→ Challenge
Of the lines below, count those containing the word "Load". Reply with the number alone.

[Lines of data]
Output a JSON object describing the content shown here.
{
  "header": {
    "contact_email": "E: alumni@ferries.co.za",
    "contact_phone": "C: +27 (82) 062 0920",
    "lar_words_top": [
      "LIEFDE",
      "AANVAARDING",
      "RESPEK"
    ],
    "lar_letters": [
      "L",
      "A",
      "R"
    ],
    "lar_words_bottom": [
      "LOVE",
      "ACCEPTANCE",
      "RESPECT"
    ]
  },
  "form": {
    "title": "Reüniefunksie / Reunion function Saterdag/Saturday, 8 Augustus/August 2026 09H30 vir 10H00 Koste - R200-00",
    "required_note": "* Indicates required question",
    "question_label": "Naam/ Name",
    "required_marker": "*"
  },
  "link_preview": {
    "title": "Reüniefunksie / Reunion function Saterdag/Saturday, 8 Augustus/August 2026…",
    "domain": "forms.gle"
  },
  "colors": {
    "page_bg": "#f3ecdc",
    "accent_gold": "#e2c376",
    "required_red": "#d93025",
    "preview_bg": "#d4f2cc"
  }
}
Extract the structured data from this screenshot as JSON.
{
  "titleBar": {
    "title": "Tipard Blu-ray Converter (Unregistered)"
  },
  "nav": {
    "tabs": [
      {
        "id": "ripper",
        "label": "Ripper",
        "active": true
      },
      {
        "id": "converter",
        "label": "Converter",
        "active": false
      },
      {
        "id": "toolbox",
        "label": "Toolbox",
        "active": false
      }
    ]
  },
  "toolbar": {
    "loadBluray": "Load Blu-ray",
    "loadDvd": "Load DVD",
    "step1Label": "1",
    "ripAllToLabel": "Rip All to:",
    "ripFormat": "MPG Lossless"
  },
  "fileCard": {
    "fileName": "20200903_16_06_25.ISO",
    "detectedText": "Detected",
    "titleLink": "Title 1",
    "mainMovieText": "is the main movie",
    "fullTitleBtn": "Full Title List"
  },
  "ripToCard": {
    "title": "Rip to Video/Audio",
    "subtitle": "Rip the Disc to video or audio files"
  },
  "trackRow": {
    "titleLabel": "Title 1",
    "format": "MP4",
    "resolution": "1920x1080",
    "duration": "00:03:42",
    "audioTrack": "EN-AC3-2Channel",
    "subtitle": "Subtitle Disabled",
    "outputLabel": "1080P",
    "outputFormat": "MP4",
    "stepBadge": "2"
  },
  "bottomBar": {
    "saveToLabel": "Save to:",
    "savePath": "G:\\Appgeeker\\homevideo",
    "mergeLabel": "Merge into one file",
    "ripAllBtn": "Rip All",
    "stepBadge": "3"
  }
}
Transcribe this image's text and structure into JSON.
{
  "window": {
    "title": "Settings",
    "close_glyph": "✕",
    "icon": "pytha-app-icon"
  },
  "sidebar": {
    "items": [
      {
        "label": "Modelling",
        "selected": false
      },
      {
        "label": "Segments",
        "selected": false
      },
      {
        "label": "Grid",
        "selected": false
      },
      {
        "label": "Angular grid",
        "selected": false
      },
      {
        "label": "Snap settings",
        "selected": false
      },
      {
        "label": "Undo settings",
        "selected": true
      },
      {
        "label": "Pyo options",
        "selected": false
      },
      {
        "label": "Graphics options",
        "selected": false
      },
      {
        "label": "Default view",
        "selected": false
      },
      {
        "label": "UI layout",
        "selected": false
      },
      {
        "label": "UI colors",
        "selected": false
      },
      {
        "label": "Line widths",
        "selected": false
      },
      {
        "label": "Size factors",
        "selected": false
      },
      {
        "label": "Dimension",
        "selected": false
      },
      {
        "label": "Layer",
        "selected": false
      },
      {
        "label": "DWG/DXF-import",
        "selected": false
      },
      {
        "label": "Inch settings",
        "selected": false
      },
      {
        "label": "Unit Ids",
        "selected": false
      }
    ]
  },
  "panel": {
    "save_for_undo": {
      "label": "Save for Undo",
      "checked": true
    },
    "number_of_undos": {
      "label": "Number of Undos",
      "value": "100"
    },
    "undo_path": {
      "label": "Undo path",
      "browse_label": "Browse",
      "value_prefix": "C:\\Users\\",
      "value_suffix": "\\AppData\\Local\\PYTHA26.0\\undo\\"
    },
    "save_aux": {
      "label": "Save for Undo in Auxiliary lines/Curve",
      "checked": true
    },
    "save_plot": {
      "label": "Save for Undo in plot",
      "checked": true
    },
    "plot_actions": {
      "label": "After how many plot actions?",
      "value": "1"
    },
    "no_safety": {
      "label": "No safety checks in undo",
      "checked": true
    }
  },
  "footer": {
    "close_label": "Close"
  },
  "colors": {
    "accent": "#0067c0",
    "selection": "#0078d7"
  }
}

→ Correct result
2